##### EXERCISE INPUT

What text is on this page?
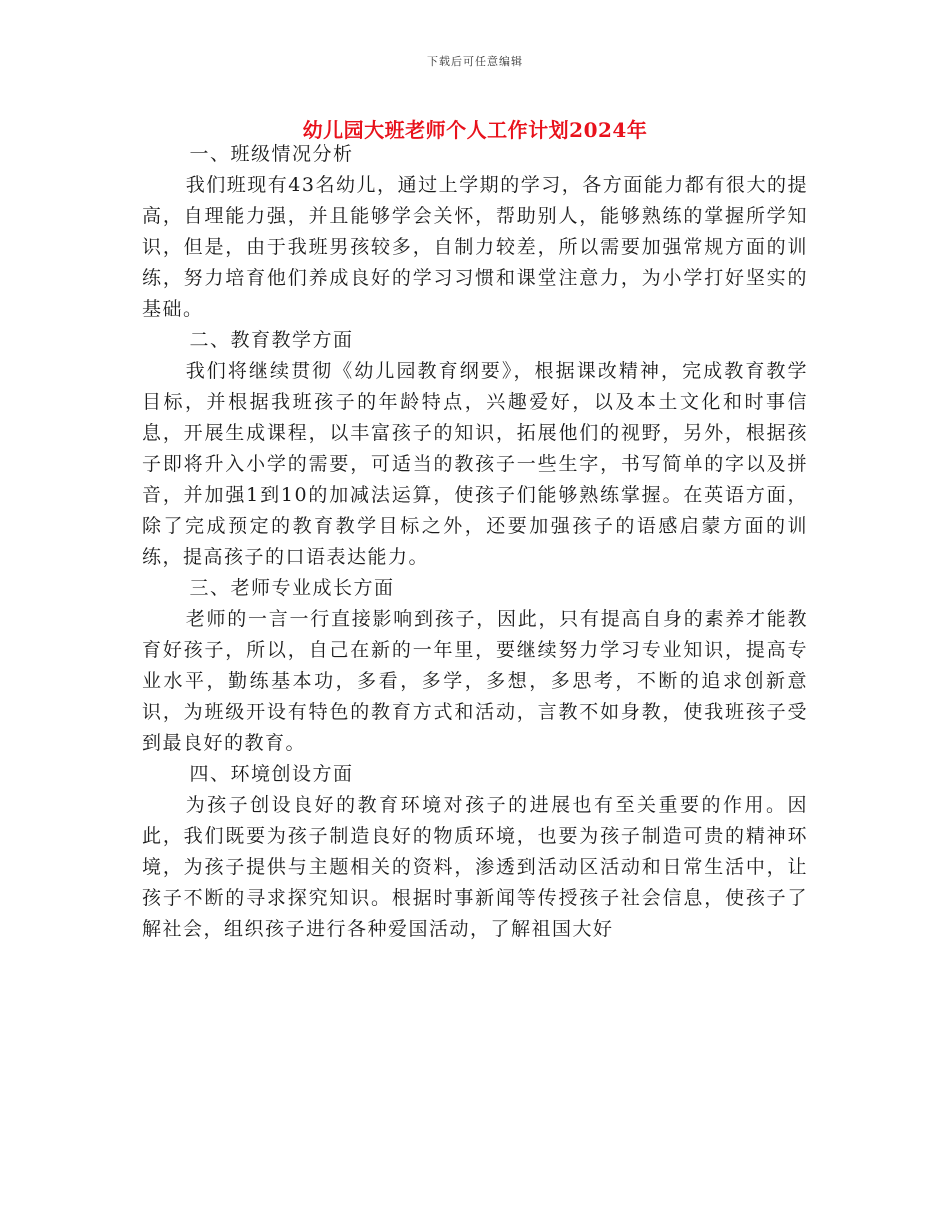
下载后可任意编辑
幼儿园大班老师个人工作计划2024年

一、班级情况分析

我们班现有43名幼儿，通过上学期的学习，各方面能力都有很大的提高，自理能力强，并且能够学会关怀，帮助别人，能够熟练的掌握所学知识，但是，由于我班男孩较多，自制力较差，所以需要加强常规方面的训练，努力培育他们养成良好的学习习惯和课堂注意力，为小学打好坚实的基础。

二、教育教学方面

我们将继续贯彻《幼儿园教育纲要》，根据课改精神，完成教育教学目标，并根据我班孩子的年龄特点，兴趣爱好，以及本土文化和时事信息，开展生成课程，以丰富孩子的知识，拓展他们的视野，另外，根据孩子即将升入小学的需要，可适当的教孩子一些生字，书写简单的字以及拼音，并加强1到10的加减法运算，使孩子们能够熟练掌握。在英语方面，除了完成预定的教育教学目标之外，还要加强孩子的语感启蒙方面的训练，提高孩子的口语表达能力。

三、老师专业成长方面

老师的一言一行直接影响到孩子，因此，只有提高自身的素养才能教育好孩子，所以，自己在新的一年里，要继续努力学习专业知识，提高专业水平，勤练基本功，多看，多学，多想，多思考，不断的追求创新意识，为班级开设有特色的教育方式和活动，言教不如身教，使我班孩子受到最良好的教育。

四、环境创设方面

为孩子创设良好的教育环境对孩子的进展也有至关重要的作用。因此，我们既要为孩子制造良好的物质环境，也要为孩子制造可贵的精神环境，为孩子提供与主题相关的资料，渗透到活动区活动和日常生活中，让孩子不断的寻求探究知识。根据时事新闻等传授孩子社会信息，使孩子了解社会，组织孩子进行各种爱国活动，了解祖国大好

##########
##### EXERCISE INPUT

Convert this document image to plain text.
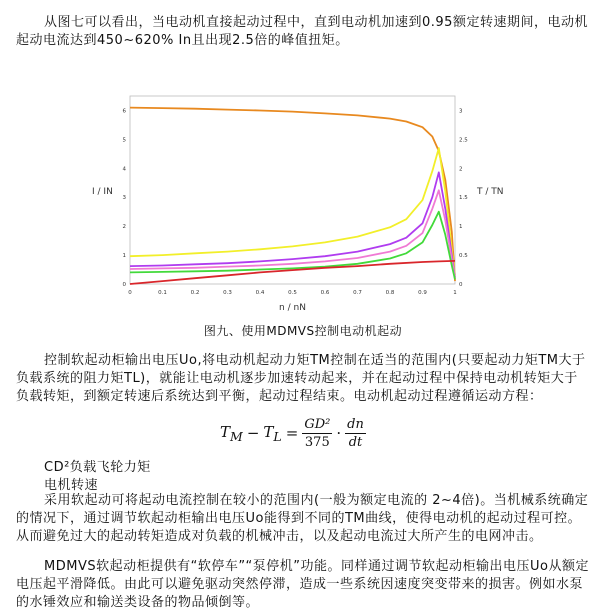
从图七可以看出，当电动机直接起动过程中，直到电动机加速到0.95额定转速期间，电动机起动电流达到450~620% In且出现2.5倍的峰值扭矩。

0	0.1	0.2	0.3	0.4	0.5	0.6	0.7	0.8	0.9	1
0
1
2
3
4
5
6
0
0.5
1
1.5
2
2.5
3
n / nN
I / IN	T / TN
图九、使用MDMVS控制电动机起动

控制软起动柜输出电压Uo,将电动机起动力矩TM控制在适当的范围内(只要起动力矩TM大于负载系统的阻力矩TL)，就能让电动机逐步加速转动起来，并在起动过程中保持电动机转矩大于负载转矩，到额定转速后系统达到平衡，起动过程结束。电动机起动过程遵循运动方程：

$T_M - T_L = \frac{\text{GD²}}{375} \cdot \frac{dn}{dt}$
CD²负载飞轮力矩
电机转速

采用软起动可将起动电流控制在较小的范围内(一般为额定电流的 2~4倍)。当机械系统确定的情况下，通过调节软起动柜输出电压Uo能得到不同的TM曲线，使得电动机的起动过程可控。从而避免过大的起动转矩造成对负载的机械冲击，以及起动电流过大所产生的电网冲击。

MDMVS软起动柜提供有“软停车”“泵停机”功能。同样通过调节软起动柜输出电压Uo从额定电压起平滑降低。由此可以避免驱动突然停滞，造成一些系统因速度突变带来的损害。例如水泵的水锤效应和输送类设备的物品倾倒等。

##########

### SET PROBLEM
Above are lines of data; state how many of them contain the word "text", with no other output.

### WRITTEN RESPONSE
3